• _Prompt_: State only how many lines contain the string "สาสนปจ".

• _Input material_:
##########
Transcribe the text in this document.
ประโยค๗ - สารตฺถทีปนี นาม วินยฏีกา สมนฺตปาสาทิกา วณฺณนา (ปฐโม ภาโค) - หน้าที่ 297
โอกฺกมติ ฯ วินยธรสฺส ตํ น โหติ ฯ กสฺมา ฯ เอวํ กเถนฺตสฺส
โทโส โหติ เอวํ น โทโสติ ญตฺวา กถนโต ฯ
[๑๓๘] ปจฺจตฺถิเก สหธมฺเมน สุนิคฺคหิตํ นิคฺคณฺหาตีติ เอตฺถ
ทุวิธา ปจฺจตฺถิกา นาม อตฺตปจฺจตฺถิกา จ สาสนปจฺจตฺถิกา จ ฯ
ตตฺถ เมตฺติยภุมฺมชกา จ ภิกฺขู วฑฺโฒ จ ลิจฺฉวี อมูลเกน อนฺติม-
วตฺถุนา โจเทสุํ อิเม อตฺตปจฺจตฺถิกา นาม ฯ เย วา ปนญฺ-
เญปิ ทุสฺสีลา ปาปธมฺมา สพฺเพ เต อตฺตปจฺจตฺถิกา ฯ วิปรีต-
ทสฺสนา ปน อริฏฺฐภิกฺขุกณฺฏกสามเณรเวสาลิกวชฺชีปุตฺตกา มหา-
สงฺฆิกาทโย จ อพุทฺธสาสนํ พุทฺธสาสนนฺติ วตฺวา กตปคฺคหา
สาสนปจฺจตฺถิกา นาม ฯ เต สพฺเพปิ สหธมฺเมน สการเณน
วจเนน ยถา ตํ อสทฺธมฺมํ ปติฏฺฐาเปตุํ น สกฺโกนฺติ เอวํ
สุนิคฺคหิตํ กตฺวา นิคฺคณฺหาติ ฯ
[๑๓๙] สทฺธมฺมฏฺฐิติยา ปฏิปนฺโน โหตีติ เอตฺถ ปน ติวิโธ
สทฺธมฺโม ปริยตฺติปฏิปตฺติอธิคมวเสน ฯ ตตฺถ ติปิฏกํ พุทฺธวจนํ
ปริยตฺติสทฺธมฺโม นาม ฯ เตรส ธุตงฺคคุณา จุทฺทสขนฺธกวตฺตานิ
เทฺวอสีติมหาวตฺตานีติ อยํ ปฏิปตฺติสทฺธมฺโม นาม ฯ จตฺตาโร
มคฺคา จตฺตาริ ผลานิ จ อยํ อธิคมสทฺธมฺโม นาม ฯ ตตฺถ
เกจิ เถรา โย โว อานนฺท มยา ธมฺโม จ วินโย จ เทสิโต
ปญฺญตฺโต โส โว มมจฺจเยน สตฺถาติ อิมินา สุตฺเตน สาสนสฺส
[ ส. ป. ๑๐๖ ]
##########
• _Result of the exercise_: 2